# Description of the task
Tally every line of the entries that contains the string "Union", then reply with only that number.
··· Data shown ···
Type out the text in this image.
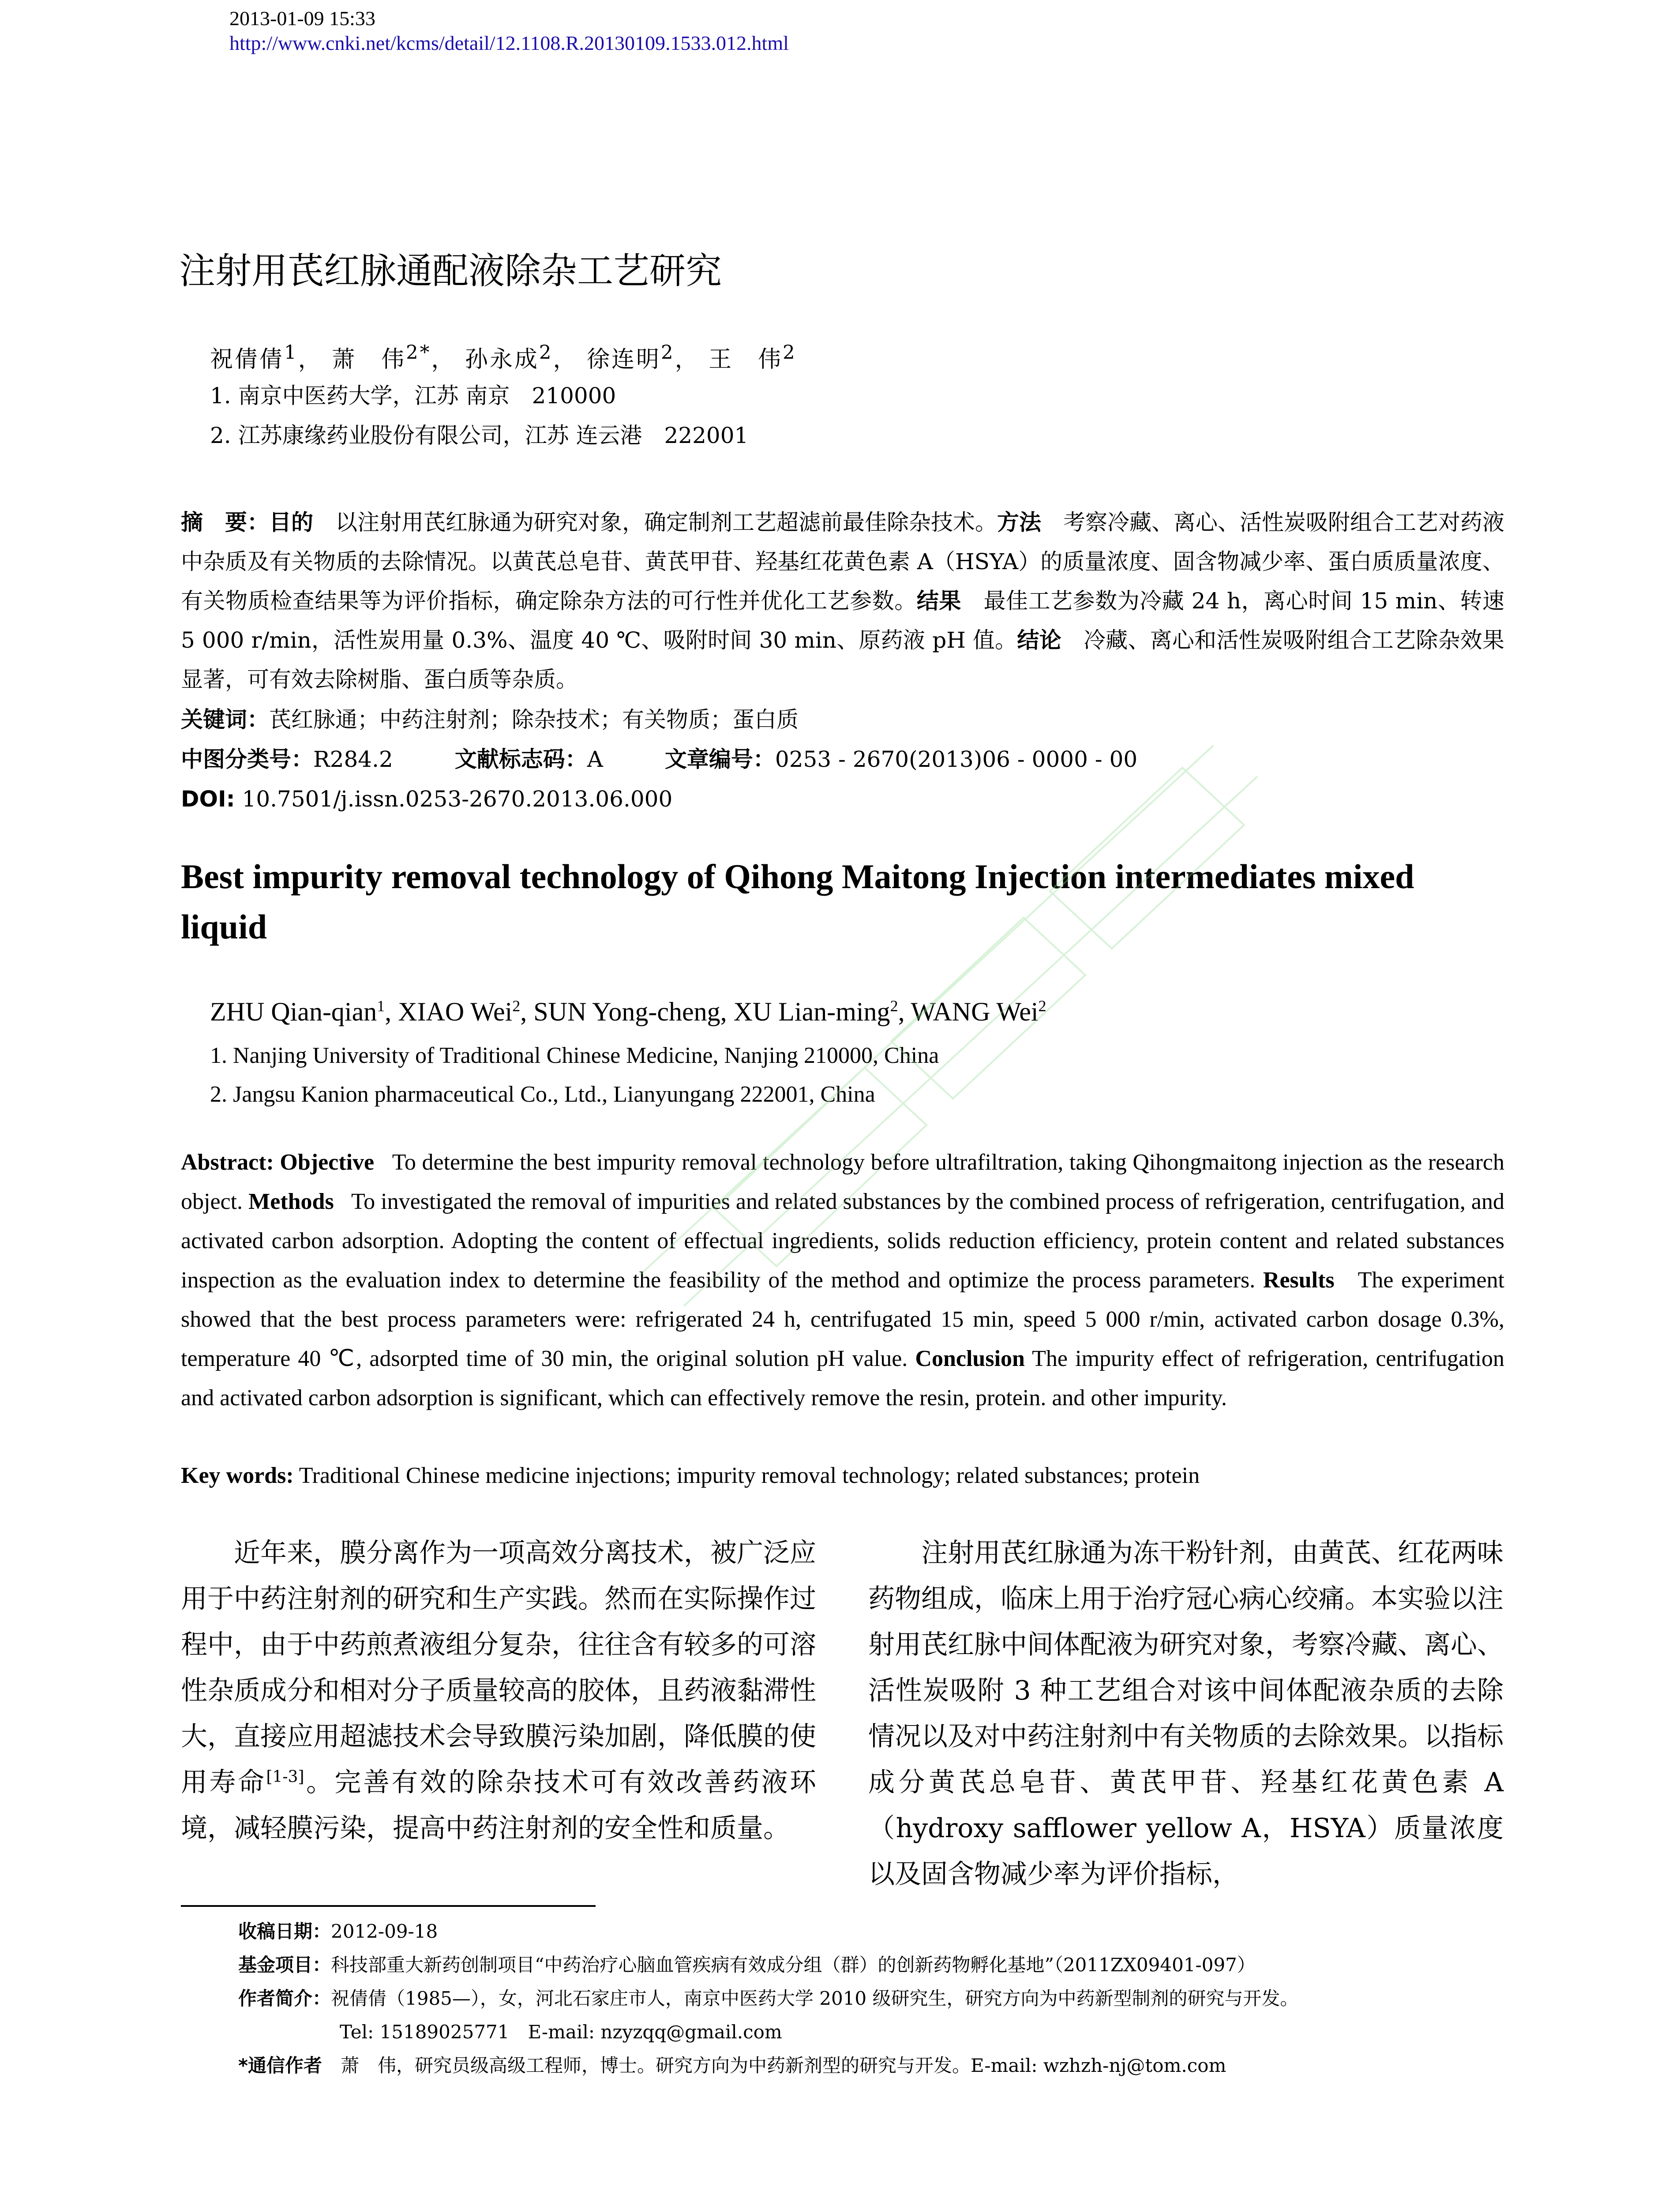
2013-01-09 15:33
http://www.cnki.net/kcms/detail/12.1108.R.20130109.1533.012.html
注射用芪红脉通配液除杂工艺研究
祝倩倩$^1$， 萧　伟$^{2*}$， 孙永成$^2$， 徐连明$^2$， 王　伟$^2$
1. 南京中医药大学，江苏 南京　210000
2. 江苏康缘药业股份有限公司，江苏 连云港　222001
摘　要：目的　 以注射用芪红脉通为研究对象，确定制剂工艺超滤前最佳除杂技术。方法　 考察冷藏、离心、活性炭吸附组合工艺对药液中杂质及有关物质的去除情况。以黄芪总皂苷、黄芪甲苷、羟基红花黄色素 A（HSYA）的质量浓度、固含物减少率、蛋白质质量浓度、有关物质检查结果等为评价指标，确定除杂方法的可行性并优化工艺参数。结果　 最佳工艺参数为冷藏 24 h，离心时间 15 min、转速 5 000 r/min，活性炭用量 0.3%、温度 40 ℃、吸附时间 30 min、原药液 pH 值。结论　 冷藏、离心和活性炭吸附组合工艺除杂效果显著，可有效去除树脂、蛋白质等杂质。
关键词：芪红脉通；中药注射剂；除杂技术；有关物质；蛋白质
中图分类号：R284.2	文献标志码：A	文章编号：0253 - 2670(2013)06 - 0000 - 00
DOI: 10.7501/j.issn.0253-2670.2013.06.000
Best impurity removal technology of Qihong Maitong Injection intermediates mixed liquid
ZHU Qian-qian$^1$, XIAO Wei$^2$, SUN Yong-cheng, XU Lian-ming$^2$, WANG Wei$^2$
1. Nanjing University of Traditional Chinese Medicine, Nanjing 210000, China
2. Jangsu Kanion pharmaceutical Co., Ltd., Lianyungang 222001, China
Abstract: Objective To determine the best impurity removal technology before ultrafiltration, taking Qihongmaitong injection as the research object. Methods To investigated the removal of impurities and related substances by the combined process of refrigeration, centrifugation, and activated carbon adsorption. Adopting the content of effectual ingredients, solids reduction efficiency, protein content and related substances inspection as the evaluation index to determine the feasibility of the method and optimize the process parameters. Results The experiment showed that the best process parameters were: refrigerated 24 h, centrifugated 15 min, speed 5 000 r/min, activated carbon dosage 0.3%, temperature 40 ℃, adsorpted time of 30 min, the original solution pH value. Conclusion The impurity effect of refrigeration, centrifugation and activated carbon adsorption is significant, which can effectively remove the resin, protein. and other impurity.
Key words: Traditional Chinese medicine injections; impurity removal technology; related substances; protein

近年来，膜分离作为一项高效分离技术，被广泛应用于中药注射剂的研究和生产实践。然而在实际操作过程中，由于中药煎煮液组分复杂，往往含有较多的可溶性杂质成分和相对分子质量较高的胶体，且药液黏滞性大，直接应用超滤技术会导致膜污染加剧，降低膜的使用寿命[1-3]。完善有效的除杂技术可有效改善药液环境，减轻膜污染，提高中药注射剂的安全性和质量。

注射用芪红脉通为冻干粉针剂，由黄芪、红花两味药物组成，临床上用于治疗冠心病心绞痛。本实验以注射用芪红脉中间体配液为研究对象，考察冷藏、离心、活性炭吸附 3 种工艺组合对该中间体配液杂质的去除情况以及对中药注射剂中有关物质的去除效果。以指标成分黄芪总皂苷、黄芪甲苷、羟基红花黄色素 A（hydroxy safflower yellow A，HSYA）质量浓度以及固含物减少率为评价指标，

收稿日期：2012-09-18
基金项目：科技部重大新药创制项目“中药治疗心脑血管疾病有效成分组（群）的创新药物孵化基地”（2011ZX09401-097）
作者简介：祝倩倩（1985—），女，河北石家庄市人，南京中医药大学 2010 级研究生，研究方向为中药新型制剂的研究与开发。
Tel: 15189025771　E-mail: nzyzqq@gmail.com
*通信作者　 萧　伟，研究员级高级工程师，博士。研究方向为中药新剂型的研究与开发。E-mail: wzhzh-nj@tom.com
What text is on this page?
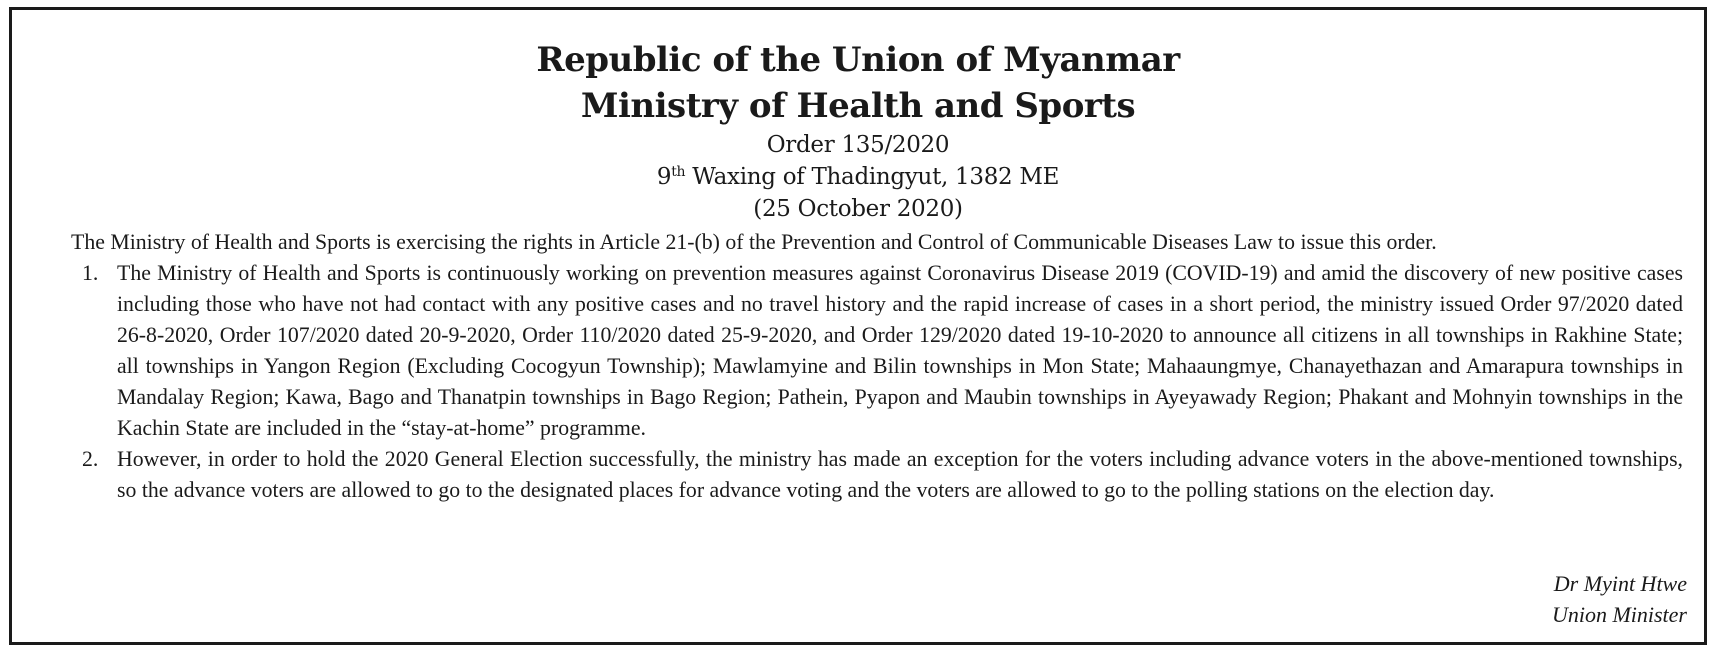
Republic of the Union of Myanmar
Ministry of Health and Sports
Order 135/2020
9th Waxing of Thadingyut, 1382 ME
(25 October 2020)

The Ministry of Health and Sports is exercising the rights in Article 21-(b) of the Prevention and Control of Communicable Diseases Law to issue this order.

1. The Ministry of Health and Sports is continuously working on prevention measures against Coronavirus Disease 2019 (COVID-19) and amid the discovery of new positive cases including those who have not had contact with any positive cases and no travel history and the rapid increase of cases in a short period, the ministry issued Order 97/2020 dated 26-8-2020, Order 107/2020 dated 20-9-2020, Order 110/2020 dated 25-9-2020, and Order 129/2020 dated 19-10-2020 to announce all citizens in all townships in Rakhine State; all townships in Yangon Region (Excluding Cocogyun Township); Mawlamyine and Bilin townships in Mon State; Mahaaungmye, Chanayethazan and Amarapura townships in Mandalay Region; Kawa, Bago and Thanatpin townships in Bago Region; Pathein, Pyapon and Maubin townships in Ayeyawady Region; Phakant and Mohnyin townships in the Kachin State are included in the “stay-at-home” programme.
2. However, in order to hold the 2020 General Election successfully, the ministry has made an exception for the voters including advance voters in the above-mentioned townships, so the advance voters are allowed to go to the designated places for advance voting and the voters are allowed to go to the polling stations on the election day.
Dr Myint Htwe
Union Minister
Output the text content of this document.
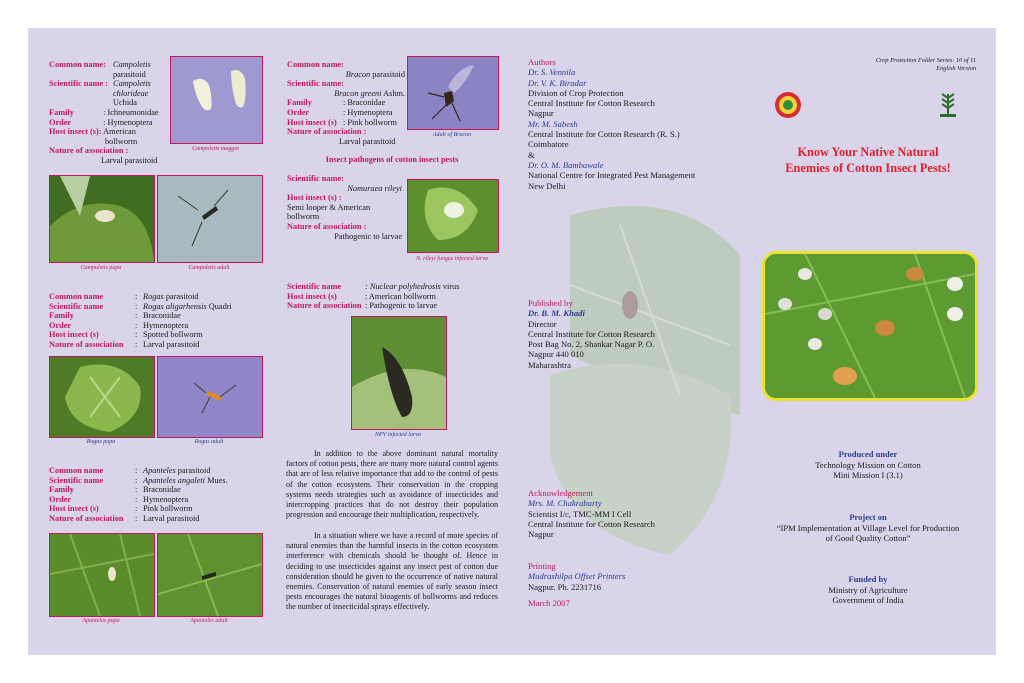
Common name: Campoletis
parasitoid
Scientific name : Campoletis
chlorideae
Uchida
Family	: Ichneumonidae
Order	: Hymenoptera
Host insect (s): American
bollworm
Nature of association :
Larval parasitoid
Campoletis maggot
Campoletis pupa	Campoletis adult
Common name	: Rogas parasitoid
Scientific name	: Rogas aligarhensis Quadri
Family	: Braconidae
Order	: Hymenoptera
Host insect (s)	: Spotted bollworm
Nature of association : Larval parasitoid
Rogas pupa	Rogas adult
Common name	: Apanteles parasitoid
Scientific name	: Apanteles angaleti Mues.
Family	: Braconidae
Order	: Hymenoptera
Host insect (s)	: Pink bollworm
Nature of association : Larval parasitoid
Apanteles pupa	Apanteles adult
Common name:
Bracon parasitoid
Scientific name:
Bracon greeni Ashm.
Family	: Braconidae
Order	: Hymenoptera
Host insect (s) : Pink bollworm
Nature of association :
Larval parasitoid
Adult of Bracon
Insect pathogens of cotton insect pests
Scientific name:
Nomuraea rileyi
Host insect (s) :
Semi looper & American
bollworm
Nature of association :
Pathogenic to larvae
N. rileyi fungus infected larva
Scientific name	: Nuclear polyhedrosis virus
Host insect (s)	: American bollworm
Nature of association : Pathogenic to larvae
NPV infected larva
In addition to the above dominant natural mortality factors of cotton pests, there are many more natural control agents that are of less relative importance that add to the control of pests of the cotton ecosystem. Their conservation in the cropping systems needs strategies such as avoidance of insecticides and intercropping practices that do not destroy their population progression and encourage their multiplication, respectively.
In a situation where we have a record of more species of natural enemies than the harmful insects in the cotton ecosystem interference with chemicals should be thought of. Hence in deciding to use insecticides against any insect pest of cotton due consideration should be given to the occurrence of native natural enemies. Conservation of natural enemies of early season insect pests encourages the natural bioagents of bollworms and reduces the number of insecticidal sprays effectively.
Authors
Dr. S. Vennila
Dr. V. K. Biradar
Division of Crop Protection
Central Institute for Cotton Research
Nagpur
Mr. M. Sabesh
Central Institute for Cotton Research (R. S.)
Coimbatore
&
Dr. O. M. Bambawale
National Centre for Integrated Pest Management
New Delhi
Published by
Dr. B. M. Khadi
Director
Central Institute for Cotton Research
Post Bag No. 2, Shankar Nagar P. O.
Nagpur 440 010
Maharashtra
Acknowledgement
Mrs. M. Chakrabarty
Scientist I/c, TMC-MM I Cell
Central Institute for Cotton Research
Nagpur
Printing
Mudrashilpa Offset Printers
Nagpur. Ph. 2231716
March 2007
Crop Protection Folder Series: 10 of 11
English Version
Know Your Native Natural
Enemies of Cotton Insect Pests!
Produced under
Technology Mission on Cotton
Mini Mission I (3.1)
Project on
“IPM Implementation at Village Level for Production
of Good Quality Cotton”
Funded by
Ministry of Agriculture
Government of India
···
# Response area
2